[Source records]
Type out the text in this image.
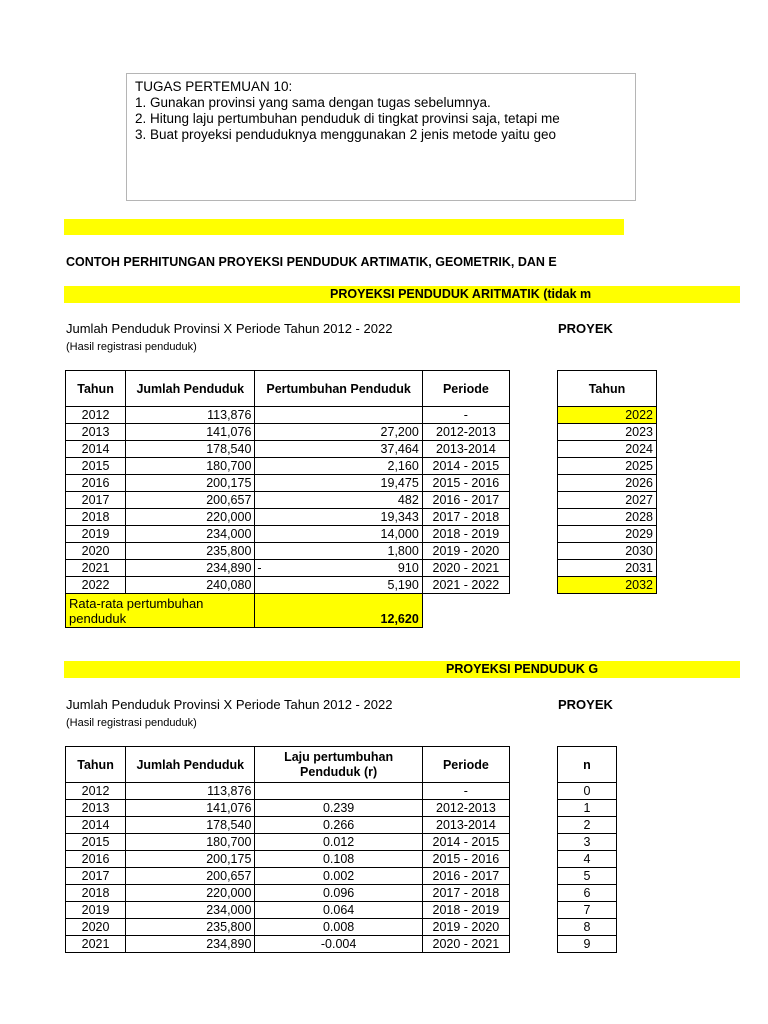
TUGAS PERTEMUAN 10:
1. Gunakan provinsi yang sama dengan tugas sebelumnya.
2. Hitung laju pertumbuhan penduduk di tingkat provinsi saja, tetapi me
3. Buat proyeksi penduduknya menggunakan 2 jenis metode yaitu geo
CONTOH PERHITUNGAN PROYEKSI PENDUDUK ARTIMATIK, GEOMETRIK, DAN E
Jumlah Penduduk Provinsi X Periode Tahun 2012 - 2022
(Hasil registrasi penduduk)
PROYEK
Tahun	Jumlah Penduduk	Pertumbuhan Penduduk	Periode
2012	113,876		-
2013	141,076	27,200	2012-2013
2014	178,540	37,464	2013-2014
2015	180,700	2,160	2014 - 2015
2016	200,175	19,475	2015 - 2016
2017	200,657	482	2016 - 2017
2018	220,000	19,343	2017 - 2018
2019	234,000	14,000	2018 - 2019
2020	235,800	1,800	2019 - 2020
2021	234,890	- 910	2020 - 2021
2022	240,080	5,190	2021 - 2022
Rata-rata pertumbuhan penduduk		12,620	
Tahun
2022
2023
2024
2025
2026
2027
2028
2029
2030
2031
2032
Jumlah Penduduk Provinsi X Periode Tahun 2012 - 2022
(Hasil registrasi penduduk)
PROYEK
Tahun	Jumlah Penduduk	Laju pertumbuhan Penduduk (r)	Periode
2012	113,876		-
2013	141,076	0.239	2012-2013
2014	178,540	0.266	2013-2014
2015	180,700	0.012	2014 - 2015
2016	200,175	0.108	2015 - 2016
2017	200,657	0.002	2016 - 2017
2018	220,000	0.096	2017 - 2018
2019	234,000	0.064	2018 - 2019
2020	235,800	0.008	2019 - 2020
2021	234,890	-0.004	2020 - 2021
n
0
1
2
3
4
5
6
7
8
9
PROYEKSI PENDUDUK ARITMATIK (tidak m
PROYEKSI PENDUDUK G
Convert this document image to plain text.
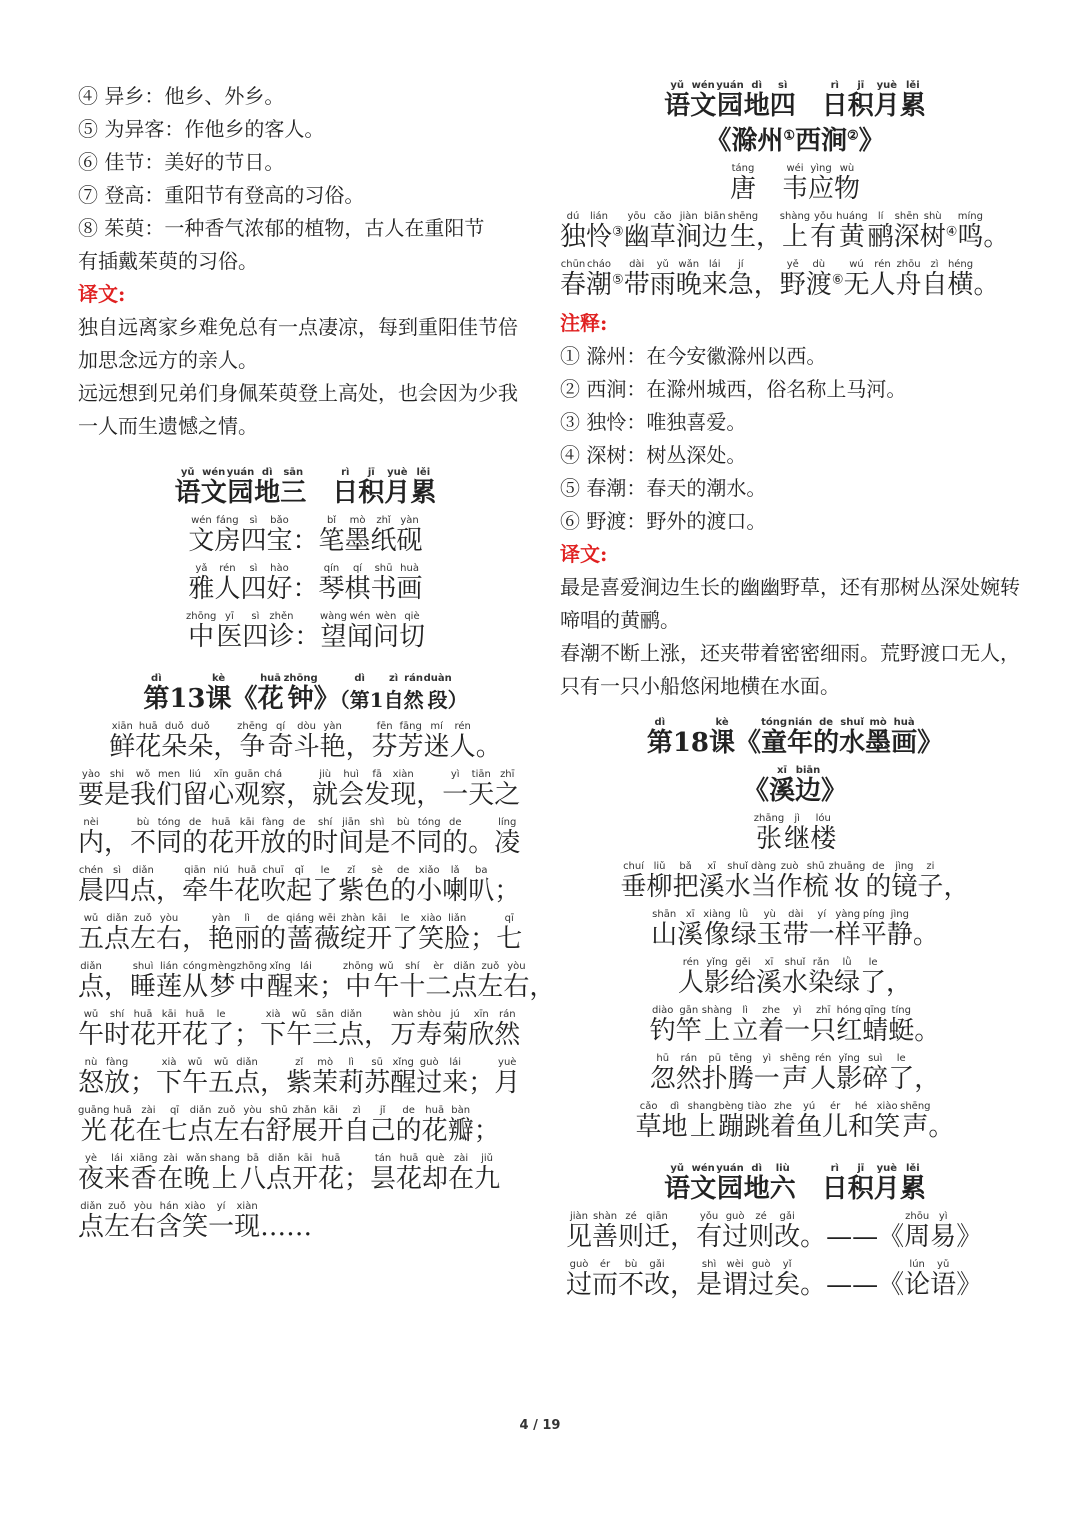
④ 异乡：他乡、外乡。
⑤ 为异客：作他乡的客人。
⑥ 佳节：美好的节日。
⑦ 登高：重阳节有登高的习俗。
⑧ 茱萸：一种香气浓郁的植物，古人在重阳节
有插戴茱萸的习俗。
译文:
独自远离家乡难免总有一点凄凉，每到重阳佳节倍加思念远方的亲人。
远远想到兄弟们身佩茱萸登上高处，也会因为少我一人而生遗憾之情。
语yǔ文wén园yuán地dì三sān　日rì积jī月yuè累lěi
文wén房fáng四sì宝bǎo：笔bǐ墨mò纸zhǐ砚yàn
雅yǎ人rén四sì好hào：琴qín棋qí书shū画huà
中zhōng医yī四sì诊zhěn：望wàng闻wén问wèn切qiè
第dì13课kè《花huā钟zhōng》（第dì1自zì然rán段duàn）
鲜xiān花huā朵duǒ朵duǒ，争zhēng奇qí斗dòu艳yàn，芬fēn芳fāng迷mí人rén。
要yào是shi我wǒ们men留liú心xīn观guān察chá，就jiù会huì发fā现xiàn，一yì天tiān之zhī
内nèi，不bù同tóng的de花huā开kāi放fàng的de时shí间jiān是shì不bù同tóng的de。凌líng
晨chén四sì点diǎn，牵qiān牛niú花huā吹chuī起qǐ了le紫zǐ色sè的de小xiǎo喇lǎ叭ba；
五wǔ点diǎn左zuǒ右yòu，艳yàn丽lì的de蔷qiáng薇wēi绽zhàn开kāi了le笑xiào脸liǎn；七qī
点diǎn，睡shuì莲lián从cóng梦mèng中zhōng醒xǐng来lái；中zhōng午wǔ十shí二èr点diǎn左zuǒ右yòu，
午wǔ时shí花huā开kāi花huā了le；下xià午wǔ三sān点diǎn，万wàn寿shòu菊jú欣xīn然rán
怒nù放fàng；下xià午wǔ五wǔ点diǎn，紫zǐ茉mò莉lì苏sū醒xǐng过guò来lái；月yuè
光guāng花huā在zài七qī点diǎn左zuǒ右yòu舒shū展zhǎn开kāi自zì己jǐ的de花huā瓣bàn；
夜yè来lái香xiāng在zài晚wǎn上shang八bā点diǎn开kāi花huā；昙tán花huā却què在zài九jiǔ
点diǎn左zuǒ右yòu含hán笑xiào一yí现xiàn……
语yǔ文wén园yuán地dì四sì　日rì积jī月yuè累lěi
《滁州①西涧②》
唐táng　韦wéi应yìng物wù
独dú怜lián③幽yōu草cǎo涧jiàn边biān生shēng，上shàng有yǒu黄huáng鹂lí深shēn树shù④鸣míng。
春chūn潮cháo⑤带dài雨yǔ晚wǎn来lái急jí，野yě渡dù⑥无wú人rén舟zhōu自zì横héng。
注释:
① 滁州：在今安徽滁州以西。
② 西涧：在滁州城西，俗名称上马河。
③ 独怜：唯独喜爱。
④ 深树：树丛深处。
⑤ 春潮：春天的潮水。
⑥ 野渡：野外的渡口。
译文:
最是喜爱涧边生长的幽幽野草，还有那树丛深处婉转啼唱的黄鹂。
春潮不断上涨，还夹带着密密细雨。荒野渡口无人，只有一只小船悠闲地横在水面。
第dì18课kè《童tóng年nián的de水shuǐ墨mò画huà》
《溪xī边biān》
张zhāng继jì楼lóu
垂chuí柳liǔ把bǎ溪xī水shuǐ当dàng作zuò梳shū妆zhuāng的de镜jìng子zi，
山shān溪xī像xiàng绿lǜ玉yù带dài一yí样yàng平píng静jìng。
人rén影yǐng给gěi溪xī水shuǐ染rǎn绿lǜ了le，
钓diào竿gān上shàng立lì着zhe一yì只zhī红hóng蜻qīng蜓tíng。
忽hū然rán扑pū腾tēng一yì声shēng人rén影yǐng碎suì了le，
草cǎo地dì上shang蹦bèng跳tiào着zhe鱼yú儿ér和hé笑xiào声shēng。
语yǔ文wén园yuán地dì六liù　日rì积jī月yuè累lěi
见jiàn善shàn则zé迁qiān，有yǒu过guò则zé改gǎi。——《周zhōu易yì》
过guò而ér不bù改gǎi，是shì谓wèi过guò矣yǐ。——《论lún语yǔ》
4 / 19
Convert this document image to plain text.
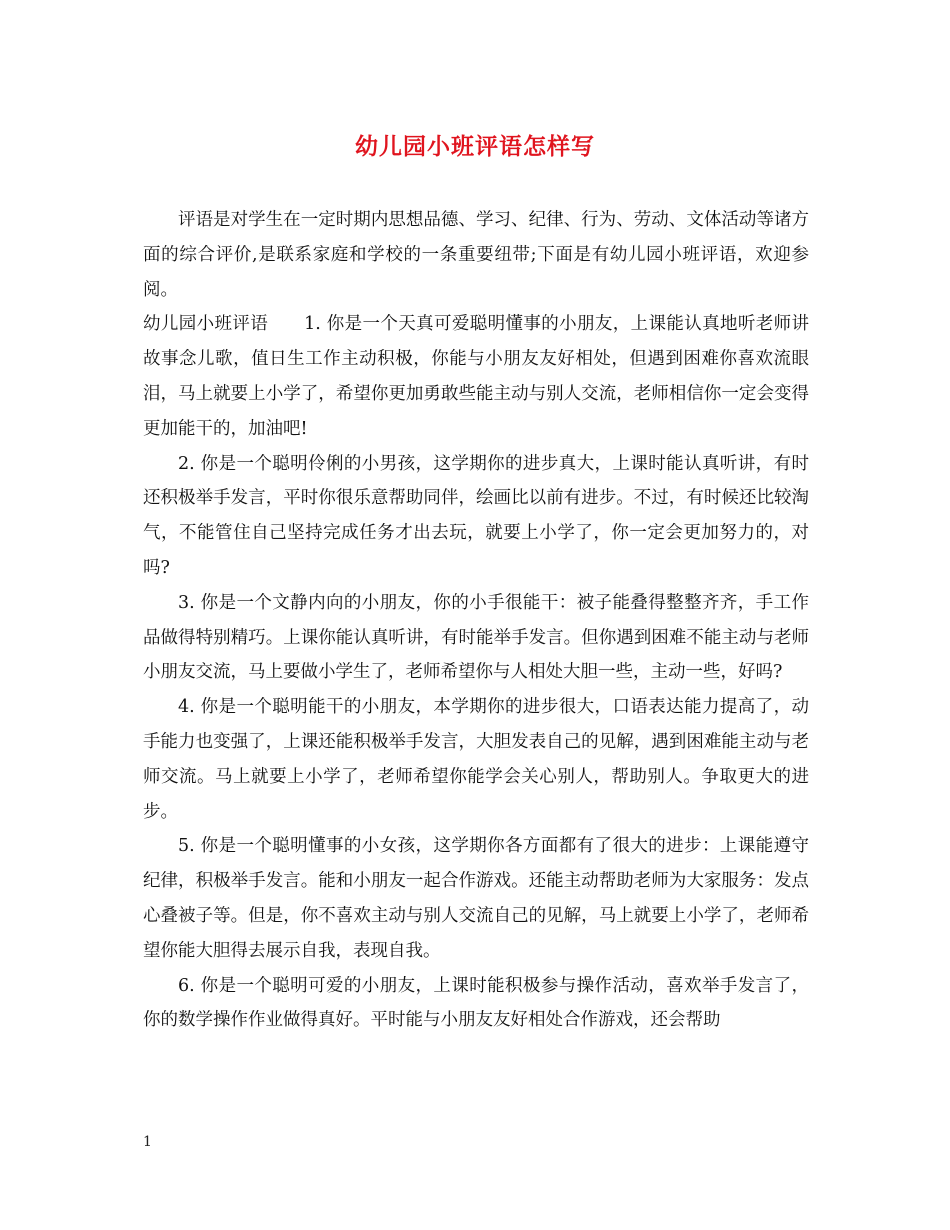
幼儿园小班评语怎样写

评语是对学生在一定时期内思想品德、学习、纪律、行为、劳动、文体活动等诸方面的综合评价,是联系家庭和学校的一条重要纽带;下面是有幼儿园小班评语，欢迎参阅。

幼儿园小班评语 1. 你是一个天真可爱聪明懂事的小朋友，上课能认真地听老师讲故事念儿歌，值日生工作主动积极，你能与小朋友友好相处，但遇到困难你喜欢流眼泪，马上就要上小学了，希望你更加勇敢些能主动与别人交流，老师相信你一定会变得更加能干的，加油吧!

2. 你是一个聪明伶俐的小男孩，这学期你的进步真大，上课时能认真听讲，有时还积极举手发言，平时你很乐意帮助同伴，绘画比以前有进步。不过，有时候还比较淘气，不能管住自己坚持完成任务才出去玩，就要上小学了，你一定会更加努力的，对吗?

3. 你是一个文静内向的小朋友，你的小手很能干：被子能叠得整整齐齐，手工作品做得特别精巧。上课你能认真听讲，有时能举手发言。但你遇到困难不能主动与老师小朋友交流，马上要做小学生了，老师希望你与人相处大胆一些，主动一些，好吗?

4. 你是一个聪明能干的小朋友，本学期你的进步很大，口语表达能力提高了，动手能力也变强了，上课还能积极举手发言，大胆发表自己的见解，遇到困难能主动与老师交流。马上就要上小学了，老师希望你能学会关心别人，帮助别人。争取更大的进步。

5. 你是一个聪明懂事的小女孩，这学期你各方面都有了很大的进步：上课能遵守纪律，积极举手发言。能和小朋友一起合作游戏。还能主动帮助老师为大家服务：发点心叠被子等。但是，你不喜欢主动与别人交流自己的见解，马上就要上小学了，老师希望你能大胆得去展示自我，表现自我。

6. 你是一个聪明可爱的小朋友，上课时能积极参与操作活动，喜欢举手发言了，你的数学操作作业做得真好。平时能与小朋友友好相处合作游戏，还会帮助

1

| TO DO |
Take each line of the material that contains the word "日rì积jī月yuè累lěi" and list it.

| SOLUTION |
语yǔ文wén园yuán地dì三sān　日rì积jī月yuè累lěi
语yǔ文wén园yuán地dì四sì　日rì积jī月yuè累lěi
语yǔ文wén园yuán地dì六liù　日rì积jī月yuè累lěi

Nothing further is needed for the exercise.